• **WORK TO DO**
Each record below should be output verbatim, without pictures.

• **RECORDS TO PROCESS**
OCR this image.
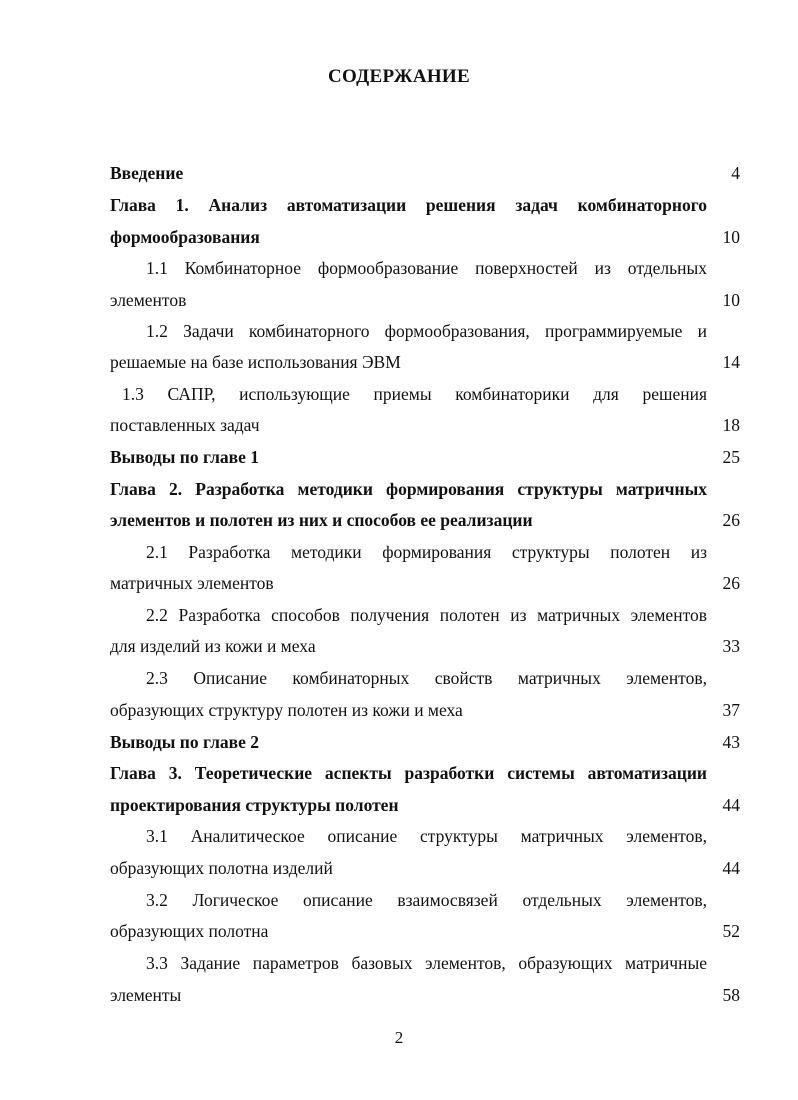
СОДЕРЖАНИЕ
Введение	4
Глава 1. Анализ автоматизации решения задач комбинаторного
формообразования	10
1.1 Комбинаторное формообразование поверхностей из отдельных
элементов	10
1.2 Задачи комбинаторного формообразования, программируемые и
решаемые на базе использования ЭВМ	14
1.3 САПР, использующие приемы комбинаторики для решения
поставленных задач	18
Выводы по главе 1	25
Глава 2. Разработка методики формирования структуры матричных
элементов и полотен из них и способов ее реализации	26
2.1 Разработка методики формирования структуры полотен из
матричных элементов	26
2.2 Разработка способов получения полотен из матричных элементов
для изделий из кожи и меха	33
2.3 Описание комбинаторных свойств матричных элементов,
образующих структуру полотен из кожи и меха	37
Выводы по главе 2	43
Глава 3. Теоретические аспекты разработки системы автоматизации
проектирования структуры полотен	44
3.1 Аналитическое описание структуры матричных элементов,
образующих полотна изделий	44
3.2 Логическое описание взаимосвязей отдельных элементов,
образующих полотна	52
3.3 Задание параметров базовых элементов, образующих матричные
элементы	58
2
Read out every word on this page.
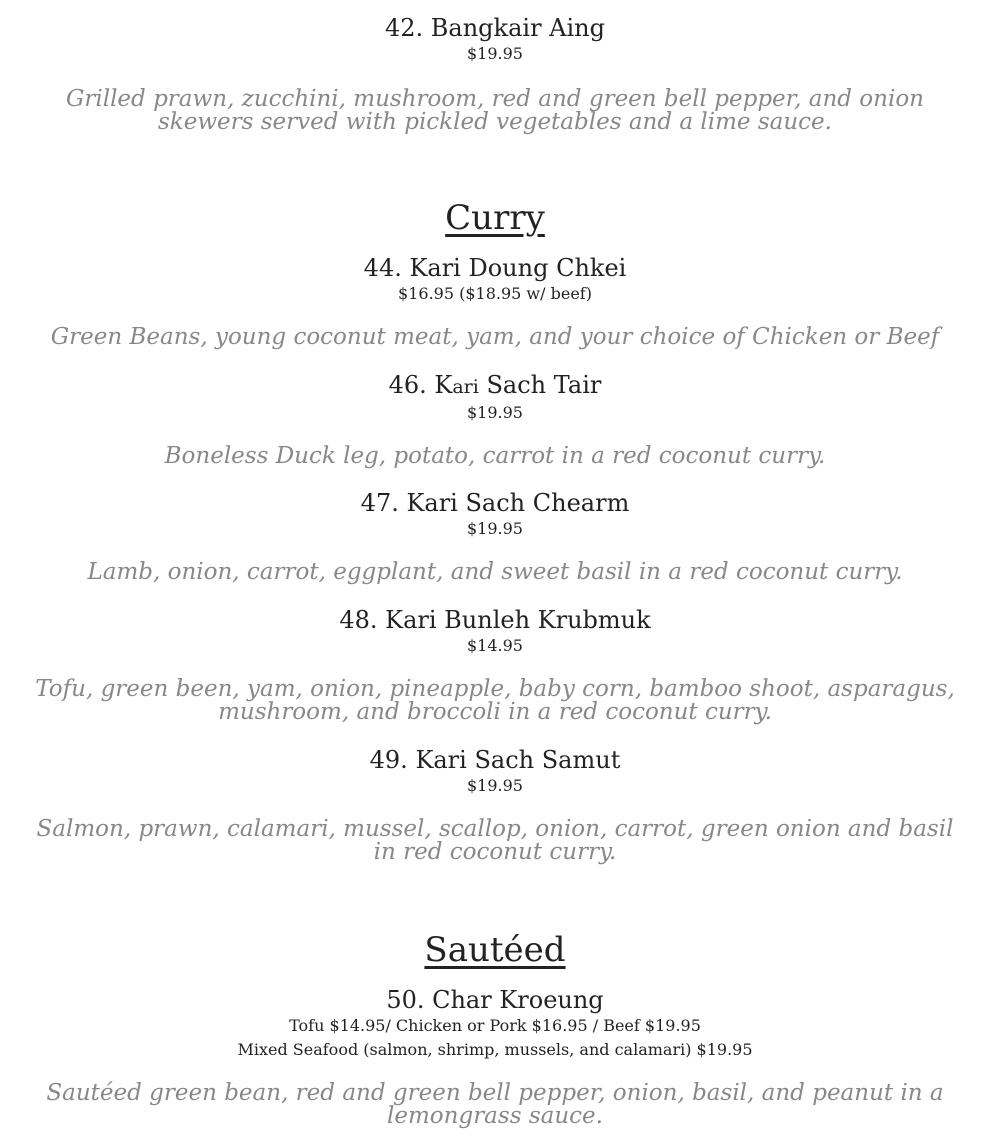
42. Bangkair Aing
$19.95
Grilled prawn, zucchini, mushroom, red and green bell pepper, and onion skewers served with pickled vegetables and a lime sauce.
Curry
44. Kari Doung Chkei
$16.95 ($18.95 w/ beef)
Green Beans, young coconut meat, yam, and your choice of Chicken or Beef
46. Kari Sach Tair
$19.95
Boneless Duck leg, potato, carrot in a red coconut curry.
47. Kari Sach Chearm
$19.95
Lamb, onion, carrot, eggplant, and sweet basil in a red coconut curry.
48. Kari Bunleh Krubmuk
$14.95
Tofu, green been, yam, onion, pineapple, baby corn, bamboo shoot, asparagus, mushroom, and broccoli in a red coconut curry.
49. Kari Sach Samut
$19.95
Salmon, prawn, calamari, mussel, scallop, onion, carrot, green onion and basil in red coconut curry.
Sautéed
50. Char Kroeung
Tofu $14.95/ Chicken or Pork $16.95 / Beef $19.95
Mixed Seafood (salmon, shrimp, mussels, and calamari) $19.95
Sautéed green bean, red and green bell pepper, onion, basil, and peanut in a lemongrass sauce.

• **WRITTEN SOLUTION**
OCR this image.
СОДЕРЖАНИЕ
Введение	4
Глава 1. Анализ автоматизации решения задач комбинаторного
формообразования	10
1.1 Комбинаторное формообразование поверхностей из отдельных
элементов	10
1.2 Задачи комбинаторного формообразования, программируемые и
решаемые на базе использования ЭВМ	14
1.3 САПР, использующие приемы комбинаторики для решения
поставленных задач	18
Выводы по главе 1	25
Глава 2. Разработка методики формирования структуры матричных
элементов и полотен из них и способов ее реализации	26
2.1 Разработка методики формирования структуры полотен из
матричных элементов	26
2.2 Разработка способов получения полотен из матричных элементов
для изделий из кожи и меха	33
2.3 Описание комбинаторных свойств матричных элементов,
образующих структуру полотен из кожи и меха	37
Выводы по главе 2	43
Глава 3. Теоретические аспекты разработки системы автоматизации
проектирования структуры полотен	44
3.1 Аналитическое описание структуры матричных элементов,
образующих полотна изделий	44
3.2 Логическое описание взаимосвязей отдельных элементов,
образующих полотна	52
3.3 Задание параметров базовых элементов, образующих матричные
элементы	58
2
Read out every word on this page.
42. Bangkair Aing
$19.95
Grilled prawn, zucchini, mushroom, red and green bell pepper, and onion skewers served with pickled vegetables and a lime sauce.
Curry
44. Kari Doung Chkei
$16.95 ($18.95 w/ beef)
Green Beans, young coconut meat, yam, and your choice of Chicken or Beef
46. Kari Sach Tair
$19.95
Boneless Duck leg, potato, carrot in a red coconut curry.
47. Kari Sach Chearm
$19.95
Lamb, onion, carrot, eggplant, and sweet basil in a red coconut curry.
48. Kari Bunleh Krubmuk
$14.95
Tofu, green been, yam, onion, pineapple, baby corn, bamboo shoot, asparagus, mushroom, and broccoli in a red coconut curry.
49. Kari Sach Samut
$19.95
Salmon, prawn, calamari, mussel, scallop, onion, carrot, green onion and basil in red coconut curry.
Sautéed
50. Char Kroeung
Tofu $14.95/ Chicken or Pork $16.95 / Beef $19.95
Mixed Seafood (salmon, shrimp, mussels, and calamari) $19.95
Sautéed green bean, red and green bell pepper, onion, basil, and peanut in a lemongrass sauce.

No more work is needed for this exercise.